--- start Given information ---

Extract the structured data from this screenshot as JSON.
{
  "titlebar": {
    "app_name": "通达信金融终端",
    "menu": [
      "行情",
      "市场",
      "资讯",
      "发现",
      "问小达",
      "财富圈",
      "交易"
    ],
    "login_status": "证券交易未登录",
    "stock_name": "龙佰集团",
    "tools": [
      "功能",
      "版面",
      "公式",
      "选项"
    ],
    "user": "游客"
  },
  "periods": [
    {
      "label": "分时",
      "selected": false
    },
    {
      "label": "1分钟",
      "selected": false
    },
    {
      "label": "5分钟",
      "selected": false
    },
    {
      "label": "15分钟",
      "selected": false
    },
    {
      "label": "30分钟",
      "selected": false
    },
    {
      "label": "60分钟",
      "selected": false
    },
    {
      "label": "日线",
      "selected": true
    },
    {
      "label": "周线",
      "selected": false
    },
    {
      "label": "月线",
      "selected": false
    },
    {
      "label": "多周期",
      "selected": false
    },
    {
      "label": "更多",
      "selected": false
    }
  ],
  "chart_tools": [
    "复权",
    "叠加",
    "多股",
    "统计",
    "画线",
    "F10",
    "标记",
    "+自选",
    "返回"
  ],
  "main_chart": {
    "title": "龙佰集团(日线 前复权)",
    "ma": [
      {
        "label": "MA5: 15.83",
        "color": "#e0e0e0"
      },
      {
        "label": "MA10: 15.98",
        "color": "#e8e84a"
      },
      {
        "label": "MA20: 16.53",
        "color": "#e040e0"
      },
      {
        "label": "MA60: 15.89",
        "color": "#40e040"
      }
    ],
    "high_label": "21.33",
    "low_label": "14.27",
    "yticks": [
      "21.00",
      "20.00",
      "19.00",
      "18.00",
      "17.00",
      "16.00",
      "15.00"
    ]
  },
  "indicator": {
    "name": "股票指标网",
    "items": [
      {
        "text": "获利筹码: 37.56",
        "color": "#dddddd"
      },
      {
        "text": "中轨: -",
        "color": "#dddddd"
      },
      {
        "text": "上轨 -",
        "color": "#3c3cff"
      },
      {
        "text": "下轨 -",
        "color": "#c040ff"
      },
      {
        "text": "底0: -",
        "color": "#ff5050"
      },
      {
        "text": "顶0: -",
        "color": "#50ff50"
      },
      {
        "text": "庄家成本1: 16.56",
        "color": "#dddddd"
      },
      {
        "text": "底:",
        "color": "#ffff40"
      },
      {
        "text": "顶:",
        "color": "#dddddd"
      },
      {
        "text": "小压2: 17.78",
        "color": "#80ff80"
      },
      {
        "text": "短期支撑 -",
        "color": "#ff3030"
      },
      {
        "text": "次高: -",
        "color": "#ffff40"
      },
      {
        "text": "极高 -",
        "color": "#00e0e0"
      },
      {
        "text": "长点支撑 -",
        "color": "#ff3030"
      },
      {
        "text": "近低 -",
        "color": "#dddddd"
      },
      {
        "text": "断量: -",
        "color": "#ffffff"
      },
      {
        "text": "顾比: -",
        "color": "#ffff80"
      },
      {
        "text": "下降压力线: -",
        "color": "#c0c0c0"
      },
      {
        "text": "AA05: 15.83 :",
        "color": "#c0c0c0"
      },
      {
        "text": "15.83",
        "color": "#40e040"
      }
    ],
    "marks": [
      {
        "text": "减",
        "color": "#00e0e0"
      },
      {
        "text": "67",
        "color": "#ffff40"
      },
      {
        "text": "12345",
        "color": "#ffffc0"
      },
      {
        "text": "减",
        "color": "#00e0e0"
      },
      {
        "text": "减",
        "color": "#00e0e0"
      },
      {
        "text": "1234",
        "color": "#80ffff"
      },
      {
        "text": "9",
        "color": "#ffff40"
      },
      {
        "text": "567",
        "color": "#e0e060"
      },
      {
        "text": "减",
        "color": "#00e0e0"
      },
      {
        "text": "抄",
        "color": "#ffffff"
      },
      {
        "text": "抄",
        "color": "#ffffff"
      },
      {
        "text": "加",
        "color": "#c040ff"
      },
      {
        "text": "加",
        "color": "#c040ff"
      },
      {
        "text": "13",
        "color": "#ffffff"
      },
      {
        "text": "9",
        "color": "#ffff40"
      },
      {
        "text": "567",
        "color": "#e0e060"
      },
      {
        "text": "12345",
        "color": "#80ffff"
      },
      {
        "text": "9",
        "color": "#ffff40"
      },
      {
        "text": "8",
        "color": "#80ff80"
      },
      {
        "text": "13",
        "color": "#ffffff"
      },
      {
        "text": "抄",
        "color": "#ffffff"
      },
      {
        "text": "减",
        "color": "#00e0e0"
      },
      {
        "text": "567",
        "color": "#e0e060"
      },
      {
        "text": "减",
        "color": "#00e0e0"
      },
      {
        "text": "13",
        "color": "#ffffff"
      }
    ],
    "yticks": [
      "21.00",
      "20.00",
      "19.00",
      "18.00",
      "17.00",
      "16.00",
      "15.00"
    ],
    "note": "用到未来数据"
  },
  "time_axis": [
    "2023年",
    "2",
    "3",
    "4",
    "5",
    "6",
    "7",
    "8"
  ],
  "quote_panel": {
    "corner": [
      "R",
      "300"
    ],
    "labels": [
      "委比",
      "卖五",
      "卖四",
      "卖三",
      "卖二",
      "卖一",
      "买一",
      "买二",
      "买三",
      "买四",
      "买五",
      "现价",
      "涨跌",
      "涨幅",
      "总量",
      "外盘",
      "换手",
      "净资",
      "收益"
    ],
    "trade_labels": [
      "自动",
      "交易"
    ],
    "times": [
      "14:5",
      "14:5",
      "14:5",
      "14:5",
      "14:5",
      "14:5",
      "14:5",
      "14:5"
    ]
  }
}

--- end Given information ---

[What to work on]: Please reproduce all of the entries exactly as they stand.

[Correct output]:
Extract the structured data from this screenshot as JSON.
{
  "titlebar": {
    "app_name": "通达信金融终端",
    "menu": [
      "行情",
      "市场",
      "资讯",
      "发现",
      "问小达",
      "财富圈",
      "交易"
    ],
    "login_status": "证券交易未登录",
    "stock_name": "龙佰集团",
    "tools": [
      "功能",
      "版面",
      "公式",
      "选项"
    ],
    "user": "游客"
  },
  "periods": [
    {
      "label": "分时",
      "selected": false
    },
    {
      "label": "1分钟",
      "selected": false
    },
    {
      "label": "5分钟",
      "selected": false
    },
    {
      "label": "15分钟",
      "selected": false
    },
    {
      "label": "30分钟",
      "selected": false
    },
    {
      "label": "60分钟",
      "selected": false
    },
    {
      "label": "日线",
      "selected": true
    },
    {
      "label": "周线",
      "selected": false
    },
    {
      "label": "月线",
      "selected": false
    },
    {
      "label": "多周期",
      "selected": false
    },
    {
      "label": "更多",
      "selected": false
    }
  ],
  "chart_tools": [
    "复权",
    "叠加",
    "多股",
    "统计",
    "画线",
    "F10",
    "标记",
    "+自选",
    "返回"
  ],
  "main_chart": {
    "title": "龙佰集团(日线 前复权)",
    "ma": [
      {
        "label": "MA5: 15.83",
        "color": "#e0e0e0"
      },
      {
        "label": "MA10: 15.98",
        "color": "#e8e84a"
      },
      {
        "label": "MA20: 16.53",
        "color": "#e040e0"
      },
      {
        "label": "MA60: 15.89",
        "color": "#40e040"
      }
    ],
    "high_label": "21.33",
    "low_label": "14.27",
    "yticks": [
      "21.00",
      "20.00",
      "19.00",
      "18.00",
      "17.00",
      "16.00",
      "15.00"
    ]
  },
  "indicator": {
    "name": "股票指标网",
    "items": [
      {
        "text": "获利筹码: 37.56",
        "color": "#dddddd"
      },
      {
        "text": "中轨: -",
        "color": "#dddddd"
      },
      {
        "text": "上轨 -",
        "color": "#3c3cff"
      },
      {
        "text": "下轨 -",
        "color": "#c040ff"
      },
      {
        "text": "底0: -",
        "color": "#ff5050"
      },
      {
        "text": "顶0: -",
        "color": "#50ff50"
      },
      {
        "text": "庄家成本1: 16.56",
        "color": "#dddddd"
      },
      {
        "text": "底:",
        "color": "#ffff40"
      },
      {
        "text": "顶:",
        "color": "#dddddd"
      },
      {
        "text": "小压2: 17.78",
        "color": "#80ff80"
      },
      {
        "text": "短期支撑 -",
        "color": "#ff3030"
      },
      {
        "text": "次高: -",
        "color": "#ffff40"
      },
      {
        "text": "极高 -",
        "color": "#00e0e0"
      },
      {
        "text": "长点支撑 -",
        "color": "#ff3030"
      },
      {
        "text": "近低 -",
        "color": "#dddddd"
      },
      {
        "text": "断量: -",
        "color": "#ffffff"
      },
      {
        "text": "顾比: -",
        "color": "#ffff80"
      },
      {
        "text": "下降压力线: -",
        "color": "#c0c0c0"
      },
      {
        "text": "AA05: 15.83 :",
        "color": "#c0c0c0"
      },
      {
        "text": "15.83",
        "color": "#40e040"
      }
    ],
    "marks": [
      {
        "text": "减",
        "color": "#00e0e0"
      },
      {
        "text": "67",
        "color": "#ffff40"
      },
      {
        "text": "12345",
        "color": "#ffffc0"
      },
      {
        "text": "减",
        "color": "#00e0e0"
      },
      {
        "text": "减",
        "color": "#00e0e0"
      },
      {
        "text": "1234",
        "color": "#80ffff"
      },
      {
        "text": "9",
        "color": "#ffff40"
      },
      {
        "text": "567",
        "color": "#e0e060"
      },
      {
        "text": "减",
        "color": "#00e0e0"
      },
      {
        "text": "抄",
        "color": "#ffffff"
      },
      {
        "text": "抄",
        "color": "#ffffff"
      },
      {
        "text": "加",
        "color": "#c040ff"
      },
      {
        "text": "加",
        "color": "#c040ff"
      },
      {
        "text": "13",
        "color": "#ffffff"
      },
      {
        "text": "9",
        "color": "#ffff40"
      },
      {
        "text": "567",
        "color": "#e0e060"
      },
      {
        "text": "12345",
        "color": "#80ffff"
      },
      {
        "text": "9",
        "color": "#ffff40"
      },
      {
        "text": "8",
        "color": "#80ff80"
      },
      {
        "text": "13",
        "color": "#ffffff"
      },
      {
        "text": "抄",
        "color": "#ffffff"
      },
      {
        "text": "减",
        "color": "#00e0e0"
      },
      {
        "text": "567",
        "color": "#e0e060"
      },
      {
        "text": "减",
        "color": "#00e0e0"
      },
      {
        "text": "13",
        "color": "#ffffff"
      }
    ],
    "yticks": [
      "21.00",
      "20.00",
      "19.00",
      "18.00",
      "17.00",
      "16.00",
      "15.00"
    ],
    "note": "用到未来数据"
  },
  "time_axis": [
    "2023年",
    "2",
    "3",
    "4",
    "5",
    "6",
    "7",
    "8"
  ],
  "quote_panel": {
    "corner": [
      "R",
      "300"
    ],
    "labels": [
      "委比",
      "卖五",
      "卖四",
      "卖三",
      "卖二",
      "卖一",
      "买一",
      "买二",
      "买三",
      "买四",
      "买五",
      "现价",
      "涨跌",
      "涨幅",
      "总量",
      "外盘",
      "换手",
      "净资",
      "收益"
    ],
    "trade_labels": [
      "自动",
      "交易"
    ],
    "times": [
      "14:5",
      "14:5",
      "14:5",
      "14:5",
      "14:5",
      "14:5",
      "14:5",
      "14:5"
    ]
  }
}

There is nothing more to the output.